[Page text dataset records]
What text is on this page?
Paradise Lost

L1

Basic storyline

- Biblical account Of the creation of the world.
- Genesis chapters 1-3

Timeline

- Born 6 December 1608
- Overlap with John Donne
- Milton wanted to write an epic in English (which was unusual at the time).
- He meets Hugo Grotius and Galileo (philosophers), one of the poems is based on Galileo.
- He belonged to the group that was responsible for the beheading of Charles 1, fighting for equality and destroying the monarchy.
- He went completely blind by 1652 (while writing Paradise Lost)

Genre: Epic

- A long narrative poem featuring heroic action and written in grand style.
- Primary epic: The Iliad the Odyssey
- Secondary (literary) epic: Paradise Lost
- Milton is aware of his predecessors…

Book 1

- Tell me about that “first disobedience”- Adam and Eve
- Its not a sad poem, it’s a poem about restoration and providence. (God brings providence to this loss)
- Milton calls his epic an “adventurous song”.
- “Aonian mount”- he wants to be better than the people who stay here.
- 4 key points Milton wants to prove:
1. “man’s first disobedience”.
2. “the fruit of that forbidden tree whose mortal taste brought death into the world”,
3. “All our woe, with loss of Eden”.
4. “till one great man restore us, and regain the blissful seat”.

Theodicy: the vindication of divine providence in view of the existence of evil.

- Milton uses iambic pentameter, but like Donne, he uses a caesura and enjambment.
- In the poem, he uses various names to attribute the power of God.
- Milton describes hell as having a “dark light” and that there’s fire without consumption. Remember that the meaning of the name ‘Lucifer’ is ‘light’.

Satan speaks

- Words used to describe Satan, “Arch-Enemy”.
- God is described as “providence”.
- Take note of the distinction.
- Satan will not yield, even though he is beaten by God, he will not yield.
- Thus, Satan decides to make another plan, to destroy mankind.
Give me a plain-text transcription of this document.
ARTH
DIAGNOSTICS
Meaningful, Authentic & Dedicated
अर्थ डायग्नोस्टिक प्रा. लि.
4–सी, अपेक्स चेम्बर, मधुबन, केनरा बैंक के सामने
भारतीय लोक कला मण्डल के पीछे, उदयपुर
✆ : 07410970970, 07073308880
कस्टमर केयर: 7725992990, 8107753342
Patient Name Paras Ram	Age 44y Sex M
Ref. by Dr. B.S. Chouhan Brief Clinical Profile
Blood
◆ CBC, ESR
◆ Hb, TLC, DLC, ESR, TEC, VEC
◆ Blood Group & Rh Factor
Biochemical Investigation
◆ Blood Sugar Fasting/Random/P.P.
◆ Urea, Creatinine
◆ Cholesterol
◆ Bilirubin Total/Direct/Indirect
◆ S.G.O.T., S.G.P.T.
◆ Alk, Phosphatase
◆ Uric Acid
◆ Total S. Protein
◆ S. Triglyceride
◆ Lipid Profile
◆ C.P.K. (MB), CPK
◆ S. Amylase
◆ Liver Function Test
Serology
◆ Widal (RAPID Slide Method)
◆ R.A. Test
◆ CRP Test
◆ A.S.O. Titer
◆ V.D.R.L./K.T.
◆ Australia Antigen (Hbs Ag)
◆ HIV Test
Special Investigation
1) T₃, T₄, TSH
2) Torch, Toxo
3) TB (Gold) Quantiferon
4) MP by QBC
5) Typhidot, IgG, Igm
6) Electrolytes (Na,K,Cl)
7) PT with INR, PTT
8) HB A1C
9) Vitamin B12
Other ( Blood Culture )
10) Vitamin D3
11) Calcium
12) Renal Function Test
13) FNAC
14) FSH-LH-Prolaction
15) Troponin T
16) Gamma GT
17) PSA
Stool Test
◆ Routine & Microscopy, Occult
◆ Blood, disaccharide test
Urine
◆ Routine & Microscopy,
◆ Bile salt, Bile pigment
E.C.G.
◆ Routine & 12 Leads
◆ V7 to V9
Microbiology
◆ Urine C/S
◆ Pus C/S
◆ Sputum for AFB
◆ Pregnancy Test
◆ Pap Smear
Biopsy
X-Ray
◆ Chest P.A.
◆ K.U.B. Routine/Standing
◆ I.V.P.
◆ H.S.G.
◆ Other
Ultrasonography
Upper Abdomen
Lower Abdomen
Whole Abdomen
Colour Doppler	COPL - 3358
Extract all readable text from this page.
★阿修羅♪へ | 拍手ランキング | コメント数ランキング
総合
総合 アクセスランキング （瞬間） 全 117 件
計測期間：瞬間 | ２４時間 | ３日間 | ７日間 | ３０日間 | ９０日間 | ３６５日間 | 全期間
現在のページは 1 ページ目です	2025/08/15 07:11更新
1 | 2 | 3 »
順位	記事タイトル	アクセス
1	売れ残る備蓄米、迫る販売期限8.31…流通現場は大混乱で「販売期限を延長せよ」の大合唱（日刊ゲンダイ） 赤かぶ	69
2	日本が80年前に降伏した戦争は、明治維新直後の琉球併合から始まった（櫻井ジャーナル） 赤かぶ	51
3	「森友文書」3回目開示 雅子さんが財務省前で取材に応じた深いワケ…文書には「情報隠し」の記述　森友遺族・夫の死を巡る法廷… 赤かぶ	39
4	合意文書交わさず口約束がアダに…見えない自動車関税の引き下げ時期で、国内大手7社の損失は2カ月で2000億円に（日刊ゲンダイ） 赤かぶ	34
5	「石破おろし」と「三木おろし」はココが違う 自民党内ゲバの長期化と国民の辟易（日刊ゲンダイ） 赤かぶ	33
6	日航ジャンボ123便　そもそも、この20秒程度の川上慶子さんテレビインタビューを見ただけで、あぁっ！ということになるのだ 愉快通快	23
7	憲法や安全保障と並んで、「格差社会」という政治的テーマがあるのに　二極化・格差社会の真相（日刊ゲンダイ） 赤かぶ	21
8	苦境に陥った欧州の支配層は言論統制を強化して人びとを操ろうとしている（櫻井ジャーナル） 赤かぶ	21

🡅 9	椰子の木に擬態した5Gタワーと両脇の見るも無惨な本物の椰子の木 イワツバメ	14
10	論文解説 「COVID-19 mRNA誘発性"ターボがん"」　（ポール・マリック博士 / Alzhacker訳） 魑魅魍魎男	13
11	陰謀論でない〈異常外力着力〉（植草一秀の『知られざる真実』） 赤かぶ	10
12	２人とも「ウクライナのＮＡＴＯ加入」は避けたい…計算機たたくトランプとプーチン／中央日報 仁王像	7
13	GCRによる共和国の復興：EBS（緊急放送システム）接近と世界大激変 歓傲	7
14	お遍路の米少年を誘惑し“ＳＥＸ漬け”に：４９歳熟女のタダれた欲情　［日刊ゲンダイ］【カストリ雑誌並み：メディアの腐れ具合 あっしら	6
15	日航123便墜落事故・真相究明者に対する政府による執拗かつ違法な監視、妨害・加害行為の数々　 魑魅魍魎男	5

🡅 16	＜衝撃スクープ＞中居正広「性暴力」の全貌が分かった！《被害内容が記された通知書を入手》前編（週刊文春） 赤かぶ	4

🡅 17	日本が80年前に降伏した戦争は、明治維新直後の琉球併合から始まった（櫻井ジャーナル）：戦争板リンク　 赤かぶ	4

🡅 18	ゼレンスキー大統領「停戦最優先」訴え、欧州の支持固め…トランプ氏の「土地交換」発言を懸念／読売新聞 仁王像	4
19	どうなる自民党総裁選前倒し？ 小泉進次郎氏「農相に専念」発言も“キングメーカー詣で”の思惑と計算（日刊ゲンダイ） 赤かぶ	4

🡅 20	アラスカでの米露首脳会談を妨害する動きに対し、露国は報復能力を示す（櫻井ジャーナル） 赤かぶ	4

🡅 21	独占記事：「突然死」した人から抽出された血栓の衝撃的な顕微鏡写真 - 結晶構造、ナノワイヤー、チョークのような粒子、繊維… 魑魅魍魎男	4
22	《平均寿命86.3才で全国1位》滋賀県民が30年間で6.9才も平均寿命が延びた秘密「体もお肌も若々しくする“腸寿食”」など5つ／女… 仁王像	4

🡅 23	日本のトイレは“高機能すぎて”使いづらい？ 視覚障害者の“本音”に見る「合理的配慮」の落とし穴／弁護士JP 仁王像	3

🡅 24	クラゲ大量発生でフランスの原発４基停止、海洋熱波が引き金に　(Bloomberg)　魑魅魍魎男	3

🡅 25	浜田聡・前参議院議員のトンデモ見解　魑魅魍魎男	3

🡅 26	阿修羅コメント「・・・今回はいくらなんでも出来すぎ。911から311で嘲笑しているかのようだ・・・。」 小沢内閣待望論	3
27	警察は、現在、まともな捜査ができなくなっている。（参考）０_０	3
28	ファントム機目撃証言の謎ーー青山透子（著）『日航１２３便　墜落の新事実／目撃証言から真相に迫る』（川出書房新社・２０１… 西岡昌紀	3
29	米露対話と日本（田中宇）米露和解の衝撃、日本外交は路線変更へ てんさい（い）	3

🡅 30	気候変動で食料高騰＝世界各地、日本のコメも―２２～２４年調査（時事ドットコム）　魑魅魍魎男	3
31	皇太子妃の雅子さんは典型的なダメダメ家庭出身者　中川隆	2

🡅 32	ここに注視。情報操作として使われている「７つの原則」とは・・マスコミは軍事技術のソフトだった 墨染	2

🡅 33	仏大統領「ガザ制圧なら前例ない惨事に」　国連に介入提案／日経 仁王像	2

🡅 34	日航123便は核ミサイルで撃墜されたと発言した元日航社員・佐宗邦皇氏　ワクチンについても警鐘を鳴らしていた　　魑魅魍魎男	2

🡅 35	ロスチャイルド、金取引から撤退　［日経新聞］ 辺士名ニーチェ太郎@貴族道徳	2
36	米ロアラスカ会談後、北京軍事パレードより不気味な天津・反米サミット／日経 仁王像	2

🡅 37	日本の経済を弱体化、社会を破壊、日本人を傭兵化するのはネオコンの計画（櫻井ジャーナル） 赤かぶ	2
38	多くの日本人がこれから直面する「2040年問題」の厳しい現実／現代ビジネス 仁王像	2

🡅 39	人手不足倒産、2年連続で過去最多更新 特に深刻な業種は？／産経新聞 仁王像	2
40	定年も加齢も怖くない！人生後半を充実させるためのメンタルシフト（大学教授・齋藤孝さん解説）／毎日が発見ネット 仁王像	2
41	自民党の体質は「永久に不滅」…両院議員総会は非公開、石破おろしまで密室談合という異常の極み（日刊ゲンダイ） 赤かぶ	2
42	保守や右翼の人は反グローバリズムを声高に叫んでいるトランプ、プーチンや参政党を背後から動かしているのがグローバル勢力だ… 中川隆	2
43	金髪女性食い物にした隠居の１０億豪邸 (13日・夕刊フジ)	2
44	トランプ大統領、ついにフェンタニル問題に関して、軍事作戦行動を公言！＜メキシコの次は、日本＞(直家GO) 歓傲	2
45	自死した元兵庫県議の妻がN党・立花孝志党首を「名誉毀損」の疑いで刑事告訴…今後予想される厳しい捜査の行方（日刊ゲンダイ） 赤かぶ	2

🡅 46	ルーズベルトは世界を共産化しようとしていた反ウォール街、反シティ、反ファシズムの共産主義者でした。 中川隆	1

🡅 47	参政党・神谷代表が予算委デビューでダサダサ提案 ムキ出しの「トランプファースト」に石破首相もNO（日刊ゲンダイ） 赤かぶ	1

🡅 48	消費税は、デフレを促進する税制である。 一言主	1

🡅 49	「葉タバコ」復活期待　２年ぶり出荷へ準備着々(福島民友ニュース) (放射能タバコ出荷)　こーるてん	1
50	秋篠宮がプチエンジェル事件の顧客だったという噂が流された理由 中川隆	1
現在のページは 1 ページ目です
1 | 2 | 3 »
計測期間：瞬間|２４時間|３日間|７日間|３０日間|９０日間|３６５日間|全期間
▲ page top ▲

Description of the task :: Whichever lines of the records above hold the word "this" should all be copied out.

Problem solution ::
What text is on this page?
- Its not a sad poem, it’s a poem about restoration and providence. (God brings providence to this loss)
Give me a plain-text transcription of this document.
Extract all readable text from this page.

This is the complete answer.